## Task objective
Retype the whole listing, please, keeping every line exact and dropping the pictures.

** START OF Raw data **

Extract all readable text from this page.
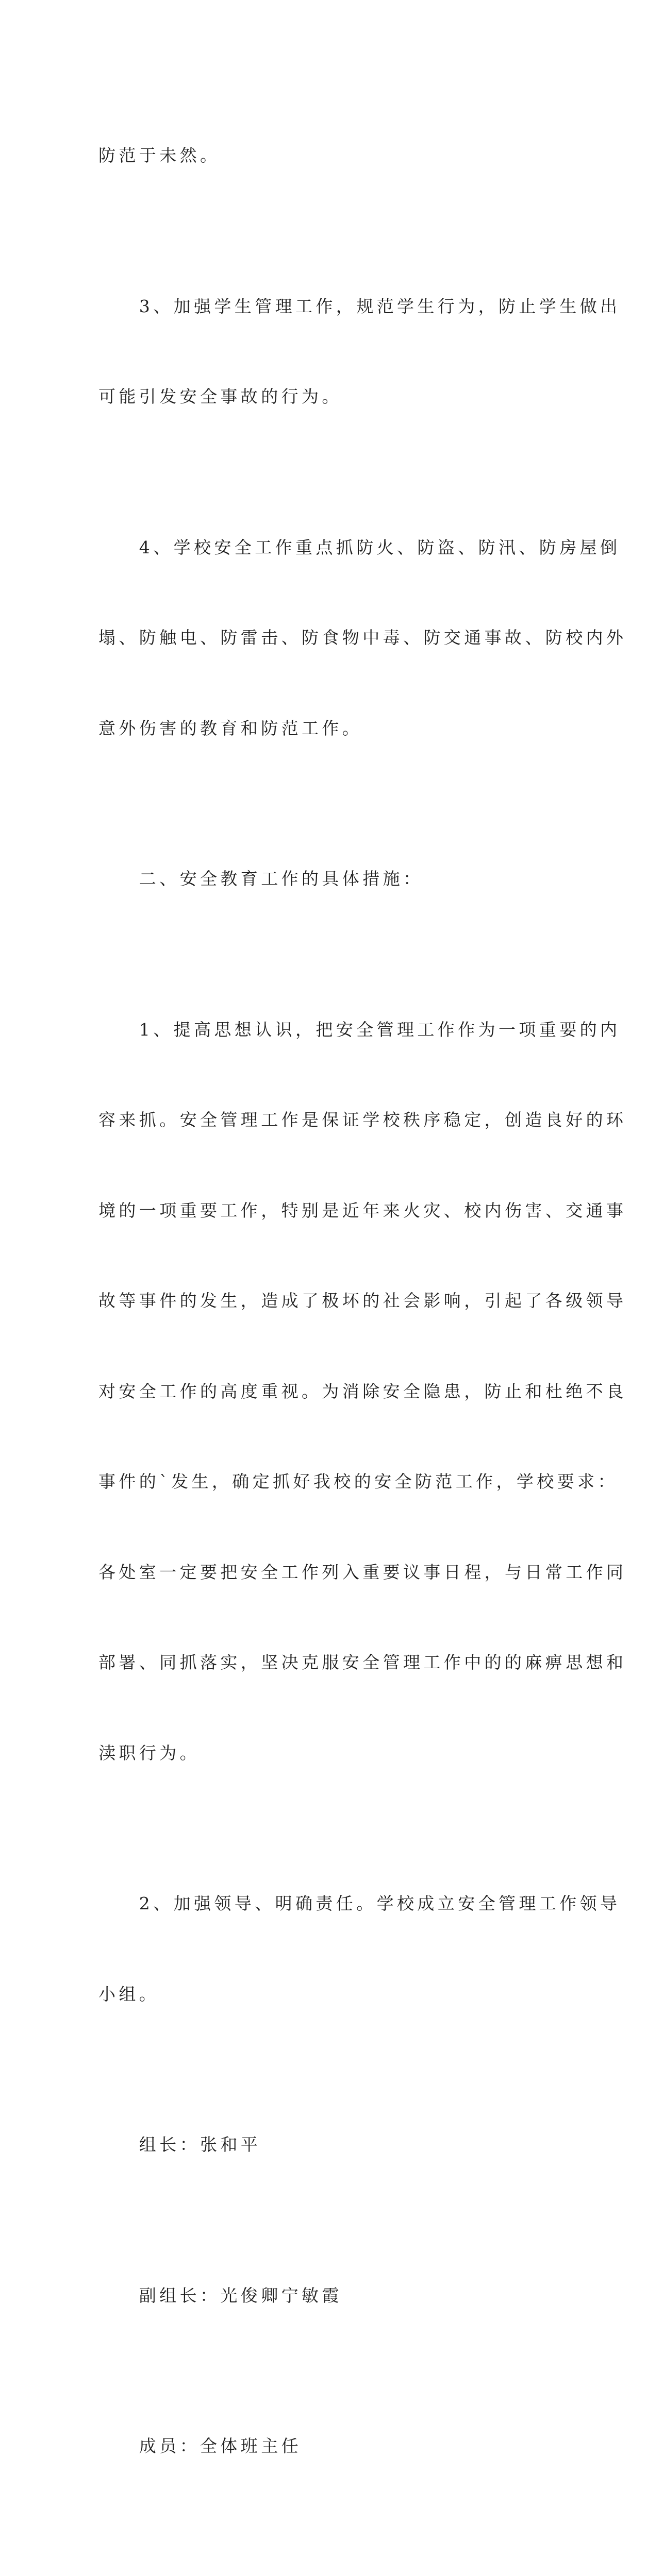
防范于未然。

　　3、加强学生管理工作，规范学生行为，防止学生做出

可能引发安全事故的行为。

　　4、学校安全工作重点抓防火、防盗、防汛、防房屋倒

塌、防触电、防雷击、防食物中毒、防交通事故、防校内外

意外伤害的教育和防范工作。

　　二、安全教育工作的具体措施：

　　1、提高思想认识，把安全管理工作作为一项重要的内

容来抓。安全管理工作是保证学校秩序稳定，创造良好的环

境的一项重要工作，特别是近年来火灾、校内伤害、交通事

故等事件的发生，造成了极坏的社会影响，引起了各级领导

对安全工作的高度重视。为消除安全隐患，防止和杜绝不良

事件的`发生，确定抓好我校的安全防范工作，学校要求：

各处室一定要把安全工作列入重要议事日程，与日常工作同

部署、同抓落实，坚决克服安全管理工作中的的麻痹思想和

渎职行为。

　　2、加强领导、明确责任。学校成立安全管理工作领导

小组。

　　组长：张和平

　　副组长：光俊卿宁敏霞

　　成员：全体班主任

** END OF Raw data **

## Final answer
Extract all readable text from this page.
防范于未然。

　　3、加强学生管理工作，规范学生行为，防止学生做出

可能引发安全事故的行为。

　　4、学校安全工作重点抓防火、防盗、防汛、防房屋倒

塌、防触电、防雷击、防食物中毒、防交通事故、防校内外

意外伤害的教育和防范工作。

　　二、安全教育工作的具体措施：

　　1、提高思想认识，把安全管理工作作为一项重要的内

容来抓。安全管理工作是保证学校秩序稳定，创造良好的环

境的一项重要工作，特别是近年来火灾、校内伤害、交通事

故等事件的发生，造成了极坏的社会影响，引起了各级领导

对安全工作的高度重视。为消除安全隐患，防止和杜绝不良

事件的`发生，确定抓好我校的安全防范工作，学校要求：

各处室一定要把安全工作列入重要议事日程，与日常工作同

部署、同抓落实，坚决克服安全管理工作中的的麻痹思想和

渎职行为。

　　2、加强领导、明确责任。学校成立安全管理工作领导

小组。

　　组长：张和平

　　副组长：光俊卿宁敏霞

　　成员：全体班主任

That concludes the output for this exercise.